Start of Provided information

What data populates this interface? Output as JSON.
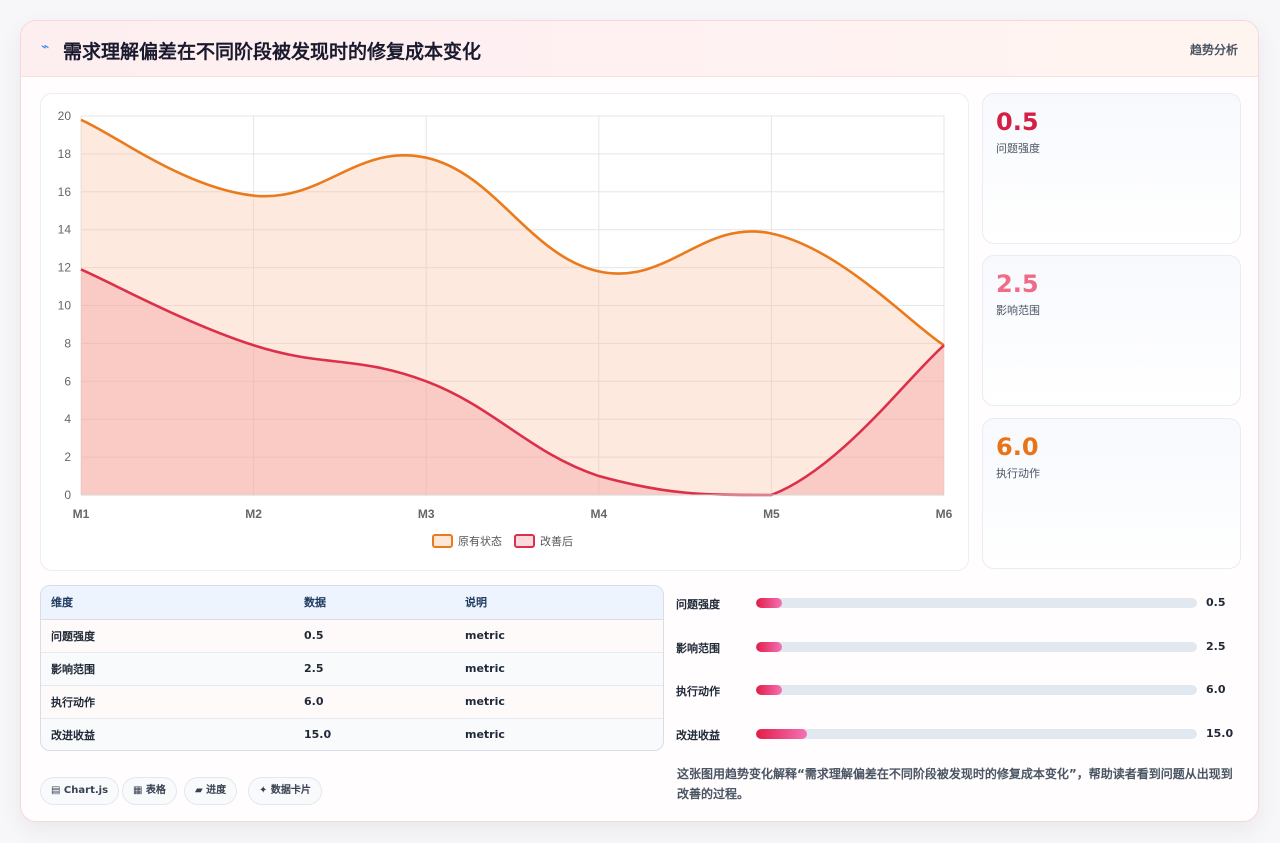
{
  "header": {
    "icon": "lightning-icon",
    "title": "需求理解偏差在不同阶段被发现时的修复成本变化",
    "tag": "趋势分析"
  },
  "chart_data": {
    "type": "area",
    "categories": [
      "M1",
      "M2",
      "M3",
      "M4",
      "M5",
      "M6"
    ],
    "series": [
      {
        "name": "原有状态",
        "values": [
          19.8,
          15.8,
          17.8,
          11.8,
          13.8,
          7.9
        ],
        "color": "#ea7a1c"
      },
      {
        "name": "改善后",
        "values": [
          11.9,
          7.9,
          6.0,
          1.0,
          0.0,
          7.9
        ],
        "color": "#dc2f4a"
      }
    ],
    "ylim": [
      0,
      20
    ],
    "yticks": [
      0,
      2,
      4,
      6,
      8,
      10,
      12,
      14,
      16,
      18,
      20
    ],
    "grid": true,
    "legend": "bottom",
    "xlabel": "",
    "ylabel": ""
  },
  "stats": [
    {
      "value": "0.5",
      "label": "问题强度",
      "color": "#d61f45"
    },
    {
      "value": "2.5",
      "label": "影响范围",
      "color": "#f06b86"
    },
    {
      "value": "6.0",
      "label": "执行动作",
      "color": "#e8741a"
    }
  ],
  "table": {
    "headers": [
      "维度",
      "数据",
      "说明"
    ],
    "rows": [
      [
        "问题强度",
        "0.5",
        "metric"
      ],
      [
        "影响范围",
        "2.5",
        "metric"
      ],
      [
        "执行动作",
        "6.0",
        "metric"
      ],
      [
        "改进收益",
        "15.0",
        "metric"
      ]
    ]
  },
  "progress": [
    {
      "label": "问题强度",
      "value": "0.5",
      "fraction": 0.06
    },
    {
      "label": "影响范围",
      "value": "2.5",
      "fraction": 0.06
    },
    {
      "label": "执行动作",
      "value": "6.0",
      "fraction": 0.06
    },
    {
      "label": "改进收益",
      "value": "15.0",
      "fraction": 0.115
    }
  ],
  "chips": [
    "▤ Chart.js",
    "▦ 表格",
    "▰ 进度",
    "✦ 数据卡片"
  ],
  "note": "这张图用趋势变化解释“需求理解偏差在不同阶段被发现时的修复成本变化”，帮助读者看到问题从出现到改善的过程。"
}
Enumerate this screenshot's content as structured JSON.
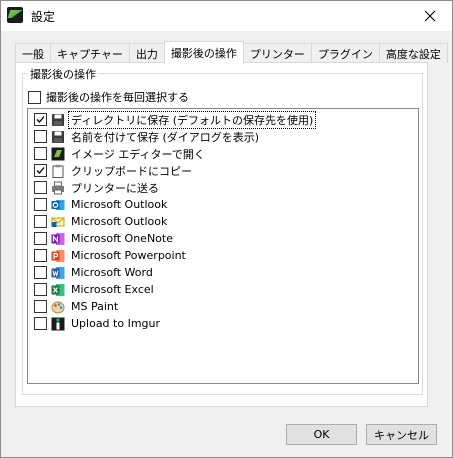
{
  "window": {
    "title": "設定"
  },
  "tabs": [
    {
      "label": "一般"
    },
    {
      "label": "キャプチャー"
    },
    {
      "label": "出力"
    },
    {
      "label": "撮影後の操作",
      "active": true
    },
    {
      "label": "プリンター"
    },
    {
      "label": "プラグイン"
    },
    {
      "label": "高度な設定"
    }
  ],
  "group": {
    "title": "撮影後の操作",
    "ask_each_time": {
      "label": "撮影後の操作を毎回選択する",
      "checked": false
    }
  },
  "destinations": [
    {
      "label": "ディレクトリに保存 (デフォルトの保存先を使用)",
      "checked": true,
      "icon": "floppy-icon"
    },
    {
      "label": "名前を付けて保存 (ダイアログを表示)",
      "checked": false,
      "icon": "floppy-icon"
    },
    {
      "label": "イメージ エディターで開く",
      "checked": false,
      "icon": "greenshot-editor-icon"
    },
    {
      "label": "クリップボードにコピー",
      "checked": true,
      "icon": "clipboard-icon"
    },
    {
      "label": "プリンターに送る",
      "checked": false,
      "icon": "printer-icon"
    },
    {
      "label": "Microsoft Outlook",
      "checked": false,
      "icon": "outlook-icon"
    },
    {
      "label": "Microsoft Outlook",
      "checked": false,
      "icon": "outlook-mail-icon"
    },
    {
      "label": "Microsoft OneNote",
      "checked": false,
      "icon": "onenote-icon"
    },
    {
      "label": "Microsoft Powerpoint",
      "checked": false,
      "icon": "powerpoint-icon"
    },
    {
      "label": "Microsoft Word",
      "checked": false,
      "icon": "word-icon"
    },
    {
      "label": "Microsoft Excel",
      "checked": false,
      "icon": "excel-icon"
    },
    {
      "label": "MS Paint",
      "checked": false,
      "icon": "paint-icon"
    },
    {
      "label": "Upload to Imgur",
      "checked": false,
      "icon": "imgur-icon"
    }
  ],
  "buttons": {
    "ok": "OK",
    "cancel": "キャンセル"
  },
  "colors": {
    "outlook": "#0a64ad",
    "onenote": "#7719aa",
    "powerpoint": "#d24726",
    "word": "#2b579a",
    "excel": "#217346",
    "imgur": "#1bb76e"
  }
}
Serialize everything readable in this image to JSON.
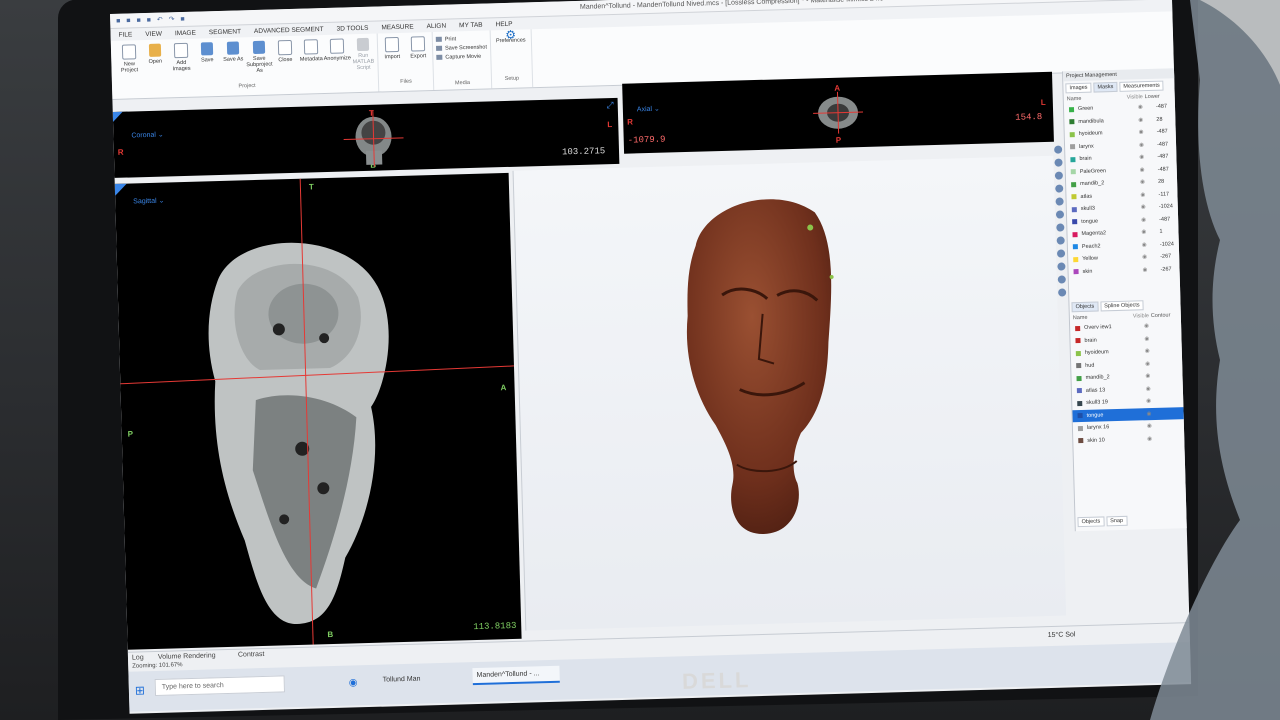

End of Provided information

*Your goal*
Make an exact copy of the records above, with the pictures left out.

*Answer to this problem*
What data populates this interface? Output as JSON.
{
  "header": {
    "icon": "lightning-icon",
    "title": "需求理解偏差在不同阶段被发现时的修复成本变化",
    "tag": "趋势分析"
  },
  "chart_data": {
    "type": "area",
    "categories": [
      "M1",
      "M2",
      "M3",
      "M4",
      "M5",
      "M6"
    ],
    "series": [
      {
        "name": "原有状态",
        "values": [
          19.8,
          15.8,
          17.8,
          11.8,
          13.8,
          7.9
        ],
        "color": "#ea7a1c"
      },
      {
        "name": "改善后",
        "values": [
          11.9,
          7.9,
          6.0,
          1.0,
          0.0,
          7.9
        ],
        "color": "#dc2f4a"
      }
    ],
    "ylim": [
      0,
      20
    ],
    "yticks": [
      0,
      2,
      4,
      6,
      8,
      10,
      12,
      14,
      16,
      18,
      20
    ],
    "grid": true,
    "legend": "bottom",
    "xlabel": "",
    "ylabel": ""
  },
  "stats": [
    {
      "value": "0.5",
      "label": "问题强度",
      "color": "#d61f45"
    },
    {
      "value": "2.5",
      "label": "影响范围",
      "color": "#f06b86"
    },
    {
      "value": "6.0",
      "label": "执行动作",
      "color": "#e8741a"
    }
  ],
  "table": {
    "headers": [
      "维度",
      "数据",
      "说明"
    ],
    "rows": [
      [
        "问题强度",
        "0.5",
        "metric"
      ],
      [
        "影响范围",
        "2.5",
        "metric"
      ],
      [
        "执行动作",
        "6.0",
        "metric"
      ],
      [
        "改进收益",
        "15.0",
        "metric"
      ]
    ]
  },
  "progress": [
    {
      "label": "问题强度",
      "value": "0.5",
      "fraction": 0.06
    },
    {
      "label": "影响范围",
      "value": "2.5",
      "fraction": 0.06
    },
    {
      "label": "执行动作",
      "value": "6.0",
      "fraction": 0.06
    },
    {
      "label": "改进收益",
      "value": "15.0",
      "fraction": 0.115
    }
  ],
  "chips": [
    "▤ Chart.js",
    "▦ 表格",
    "▰ 进度",
    "✦ 数据卡片"
  ],
  "note": "这张图用趋势变化解释“需求理解偏差在不同阶段被发现时的修复成本变化”，帮助读者看到问题从出现到改善的过程。"
}
Enumerate this screenshot's content as structured JSON.
{
  "window": {
    "title": "設定"
  },
  "tabs": [
    {
      "label": "一般"
    },
    {
      "label": "キャプチャー"
    },
    {
      "label": "出力"
    },
    {
      "label": "撮影後の操作",
      "active": true
    },
    {
      "label": "プリンター"
    },
    {
      "label": "プラグイン"
    },
    {
      "label": "高度な設定"
    }
  ],
  "group": {
    "title": "撮影後の操作",
    "ask_each_time": {
      "label": "撮影後の操作を毎回選択する",
      "checked": false
    }
  },
  "destinations": [
    {
      "label": "ディレクトリに保存 (デフォルトの保存先を使用)",
      "checked": true,
      "icon": "floppy-icon"
    },
    {
      "label": "名前を付けて保存 (ダイアログを表示)",
      "checked": false,
      "icon": "floppy-icon"
    },
    {
      "label": "イメージ エディターで開く",
      "checked": false,
      "icon": "greenshot-editor-icon"
    },
    {
      "label": "クリップボードにコピー",
      "checked": true,
      "icon": "clipboard-icon"
    },
    {
      "label": "プリンターに送る",
      "checked": false,
      "icon": "printer-icon"
    },
    {
      "label": "Microsoft Outlook",
      "checked": false,
      "icon": "outlook-icon"
    },
    {
      "label": "Microsoft Outlook",
      "checked": false,
      "icon": "outlook-mail-icon"
    },
    {
      "label": "Microsoft OneNote",
      "checked": false,
      "icon": "onenote-icon"
    },
    {
      "label": "Microsoft Powerpoint",
      "checked": false,
      "icon": "powerpoint-icon"
    },
    {
      "label": "Microsoft Word",
      "checked": false,
      "icon": "word-icon"
    },
    {
      "label": "Microsoft Excel",
      "checked": false,
      "icon": "excel-icon"
    },
    {
      "label": "MS Paint",
      "checked": false,
      "icon": "paint-icon"
    },
    {
      "label": "Upload to Imgur",
      "checked": false,
      "icon": "imgur-icon"
    }
  ],
  "buttons": {
    "ok": "OK",
    "cancel": "キャンセル"
  },
  "colors": {
    "outlook": "#0a64ad",
    "onenote": "#7719aa",
    "powerpoint": "#d24726",
    "word": "#2b579a",
    "excel": "#217346",
    "imgur": "#1bb76e"
  }
}
Serialize everything readable in this image to JSON.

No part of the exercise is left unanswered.